## Do this
Reproduce every line of the listing as written, apart from the pictures.

Dataset rows about figures:
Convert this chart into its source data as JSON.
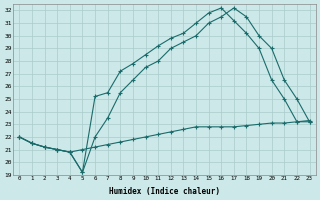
{
  "xlabel": "Humidex (Indice chaleur)",
  "xlim": [
    -0.5,
    23.5
  ],
  "ylim": [
    19,
    32.5
  ],
  "xticks": [
    0,
    1,
    2,
    3,
    4,
    5,
    6,
    7,
    8,
    9,
    10,
    11,
    12,
    13,
    14,
    15,
    16,
    17,
    18,
    19,
    20,
    21,
    22,
    23
  ],
  "yticks": [
    19,
    20,
    21,
    22,
    23,
    24,
    25,
    26,
    27,
    28,
    29,
    30,
    31,
    32
  ],
  "bg_color": "#cce8e8",
  "grid_color": "#aacccc",
  "line_color": "#1a6b6b",
  "line1_x": [
    0,
    1,
    2,
    3,
    4,
    5,
    6,
    7,
    8,
    9,
    10,
    11,
    12,
    13,
    14,
    15,
    16,
    17,
    18,
    19,
    20,
    21,
    22,
    23
  ],
  "line1_y": [
    22.0,
    21.5,
    21.2,
    21.0,
    20.8,
    21.0,
    21.2,
    21.4,
    21.6,
    21.8,
    22.0,
    22.2,
    22.4,
    22.6,
    22.8,
    22.8,
    22.8,
    22.8,
    22.9,
    23.0,
    23.1,
    23.1,
    23.2,
    23.3
  ],
  "line2_x": [
    0,
    1,
    2,
    3,
    4,
    5,
    6,
    7,
    8,
    9,
    10,
    11,
    12,
    13,
    14,
    15,
    16,
    17,
    18,
    19,
    20,
    21,
    22,
    23
  ],
  "line2_y": [
    22.0,
    21.5,
    21.2,
    21.0,
    20.8,
    19.2,
    22.0,
    23.5,
    25.5,
    26.5,
    27.5,
    28.0,
    29.0,
    29.5,
    30.0,
    31.0,
    31.5,
    32.2,
    31.5,
    30.0,
    29.0,
    26.5,
    25.0,
    23.2
  ],
  "line3_x": [
    0,
    1,
    2,
    3,
    4,
    5,
    6,
    7,
    8,
    9,
    10,
    11,
    12,
    13,
    14,
    15,
    16,
    17,
    18,
    19,
    20,
    21,
    22,
    23
  ],
  "line3_y": [
    22.0,
    21.5,
    21.2,
    21.0,
    20.8,
    19.2,
    25.2,
    25.5,
    27.2,
    27.8,
    28.5,
    29.2,
    29.8,
    30.2,
    31.0,
    31.8,
    32.2,
    31.2,
    30.2,
    29.0,
    26.5,
    25.0,
    23.2,
    23.2
  ]
}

## The solution
Convert this chart into its source data as JSON.
{
  "xlabel": "Humidex (Indice chaleur)",
  "xlim": [
    -0.5,
    23.5
  ],
  "ylim": [
    19,
    32.5
  ],
  "xticks": [
    0,
    1,
    2,
    3,
    4,
    5,
    6,
    7,
    8,
    9,
    10,
    11,
    12,
    13,
    14,
    15,
    16,
    17,
    18,
    19,
    20,
    21,
    22,
    23
  ],
  "yticks": [
    19,
    20,
    21,
    22,
    23,
    24,
    25,
    26,
    27,
    28,
    29,
    30,
    31,
    32
  ],
  "bg_color": "#cce8e8",
  "grid_color": "#aacccc",
  "line_color": "#1a6b6b",
  "line1_x": [
    0,
    1,
    2,
    3,
    4,
    5,
    6,
    7,
    8,
    9,
    10,
    11,
    12,
    13,
    14,
    15,
    16,
    17,
    18,
    19,
    20,
    21,
    22,
    23
  ],
  "line1_y": [
    22.0,
    21.5,
    21.2,
    21.0,
    20.8,
    21.0,
    21.2,
    21.4,
    21.6,
    21.8,
    22.0,
    22.2,
    22.4,
    22.6,
    22.8,
    22.8,
    22.8,
    22.8,
    22.9,
    23.0,
    23.1,
    23.1,
    23.2,
    23.3
  ],
  "line2_x": [
    0,
    1,
    2,
    3,
    4,
    5,
    6,
    7,
    8,
    9,
    10,
    11,
    12,
    13,
    14,
    15,
    16,
    17,
    18,
    19,
    20,
    21,
    22,
    23
  ],
  "line2_y": [
    22.0,
    21.5,
    21.2,
    21.0,
    20.8,
    19.2,
    22.0,
    23.5,
    25.5,
    26.5,
    27.5,
    28.0,
    29.0,
    29.5,
    30.0,
    31.0,
    31.5,
    32.2,
    31.5,
    30.0,
    29.0,
    26.5,
    25.0,
    23.2
  ],
  "line3_x": [
    0,
    1,
    2,
    3,
    4,
    5,
    6,
    7,
    8,
    9,
    10,
    11,
    12,
    13,
    14,
    15,
    16,
    17,
    18,
    19,
    20,
    21,
    22,
    23
  ],
  "line3_y": [
    22.0,
    21.5,
    21.2,
    21.0,
    20.8,
    19.2,
    25.2,
    25.5,
    27.2,
    27.8,
    28.5,
    29.2,
    29.8,
    30.2,
    31.0,
    31.8,
    32.2,
    31.2,
    30.2,
    29.0,
    26.5,
    25.0,
    23.2,
    23.2
  ]
}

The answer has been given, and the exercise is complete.